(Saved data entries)
-- -- --

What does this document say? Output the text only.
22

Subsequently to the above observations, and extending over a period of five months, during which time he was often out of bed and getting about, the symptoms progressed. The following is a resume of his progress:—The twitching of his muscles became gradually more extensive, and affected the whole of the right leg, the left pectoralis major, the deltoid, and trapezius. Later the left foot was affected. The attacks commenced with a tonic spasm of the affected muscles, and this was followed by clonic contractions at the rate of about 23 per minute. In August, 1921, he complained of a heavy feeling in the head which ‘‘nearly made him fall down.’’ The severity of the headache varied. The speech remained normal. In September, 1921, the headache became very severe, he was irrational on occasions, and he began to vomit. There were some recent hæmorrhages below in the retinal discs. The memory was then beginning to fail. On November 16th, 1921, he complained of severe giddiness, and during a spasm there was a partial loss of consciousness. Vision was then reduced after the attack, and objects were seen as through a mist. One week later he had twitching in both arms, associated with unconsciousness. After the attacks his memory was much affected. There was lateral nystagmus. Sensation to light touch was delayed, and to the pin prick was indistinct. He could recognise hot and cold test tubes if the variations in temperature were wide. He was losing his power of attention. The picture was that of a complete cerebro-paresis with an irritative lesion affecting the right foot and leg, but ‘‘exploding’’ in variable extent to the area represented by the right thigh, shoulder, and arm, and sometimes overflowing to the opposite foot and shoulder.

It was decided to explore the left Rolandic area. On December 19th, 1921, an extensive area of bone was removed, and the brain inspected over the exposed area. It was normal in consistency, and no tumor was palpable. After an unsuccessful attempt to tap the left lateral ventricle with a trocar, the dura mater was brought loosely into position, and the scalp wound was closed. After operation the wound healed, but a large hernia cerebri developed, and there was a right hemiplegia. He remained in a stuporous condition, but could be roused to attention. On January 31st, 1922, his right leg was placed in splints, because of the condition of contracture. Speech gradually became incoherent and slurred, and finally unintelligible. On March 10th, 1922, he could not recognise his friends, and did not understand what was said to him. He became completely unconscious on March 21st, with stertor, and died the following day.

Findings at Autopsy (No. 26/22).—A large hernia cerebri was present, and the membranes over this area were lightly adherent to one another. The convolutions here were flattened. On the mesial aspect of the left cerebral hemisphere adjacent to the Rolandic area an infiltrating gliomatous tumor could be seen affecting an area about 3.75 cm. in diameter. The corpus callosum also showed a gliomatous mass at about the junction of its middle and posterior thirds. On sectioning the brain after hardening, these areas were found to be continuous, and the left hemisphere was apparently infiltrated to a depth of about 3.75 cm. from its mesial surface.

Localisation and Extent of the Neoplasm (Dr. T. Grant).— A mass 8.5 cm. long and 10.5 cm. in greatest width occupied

-- -- --

### [Prompt]
Each record is to be transcribed exactly and in full.

### [Response]
What does this document say? Output the text only.
22

Subsequently to the above observations, and extending over a period of five months, during which time he was often out of bed and getting about, the symptoms progressed. The following is a resume of his progress:—The twitching of his muscles became gradually more extensive, and affected the whole of the right leg, the left pectoralis major, the deltoid, and trapezius. Later the left foot was affected. The attacks commenced with a tonic spasm of the affected muscles, and this was followed by clonic contractions at the rate of about 23 per minute. In August, 1921, he complained of a heavy feeling in the head which ‘‘nearly made him fall down.’’ The severity of the headache varied. The speech remained normal. In September, 1921, the headache became very severe, he was irrational on occasions, and he began to vomit. There were some recent hæmorrhages below in the retinal discs. The memory was then beginning to fail. On November 16th, 1921, he complained of severe giddiness, and during a spasm there was a partial loss of consciousness. Vision was then reduced after the attack, and objects were seen as through a mist. One week later he had twitching in both arms, associated with unconsciousness. After the attacks his memory was much affected. There was lateral nystagmus. Sensation to light touch was delayed, and to the pin prick was indistinct. He could recognise hot and cold test tubes if the variations in temperature were wide. He was losing his power of attention. The picture was that of a complete cerebro-paresis with an irritative lesion affecting the right foot and leg, but ‘‘exploding’’ in variable extent to the area represented by the right thigh, shoulder, and arm, and sometimes overflowing to the opposite foot and shoulder.

It was decided to explore the left Rolandic area. On December 19th, 1921, an extensive area of bone was removed, and the brain inspected over the exposed area. It was normal in consistency, and no tumor was palpable. After an unsuccessful attempt to tap the left lateral ventricle with a trocar, the dura mater was brought loosely into position, and the scalp wound was closed. After operation the wound healed, but a large hernia cerebri developed, and there was a right hemiplegia. He remained in a stuporous condition, but could be roused to attention. On January 31st, 1922, his right leg was placed in splints, because of the condition of contracture. Speech gradually became incoherent and slurred, and finally unintelligible. On March 10th, 1922, he could not recognise his friends, and did not understand what was said to him. He became completely unconscious on March 21st, with stertor, and died the following day.

Findings at Autopsy (No. 26/22).—A large hernia cerebri was present, and the membranes over this area were lightly adherent to one another. The convolutions here were flattened. On the mesial aspect of the left cerebral hemisphere adjacent to the Rolandic area an infiltrating gliomatous tumor could be seen affecting an area about 3.75 cm. in diameter. The corpus callosum also showed a gliomatous mass at about the junction of its middle and posterior thirds. On sectioning the brain after hardening, these areas were found to be continuous, and the left hemisphere was apparently infiltrated to a depth of about 3.75 cm. from its mesial surface.

Localisation and Extent of the Neoplasm (Dr. T. Grant).— A mass 8.5 cm. long and 10.5 cm. in greatest width occupied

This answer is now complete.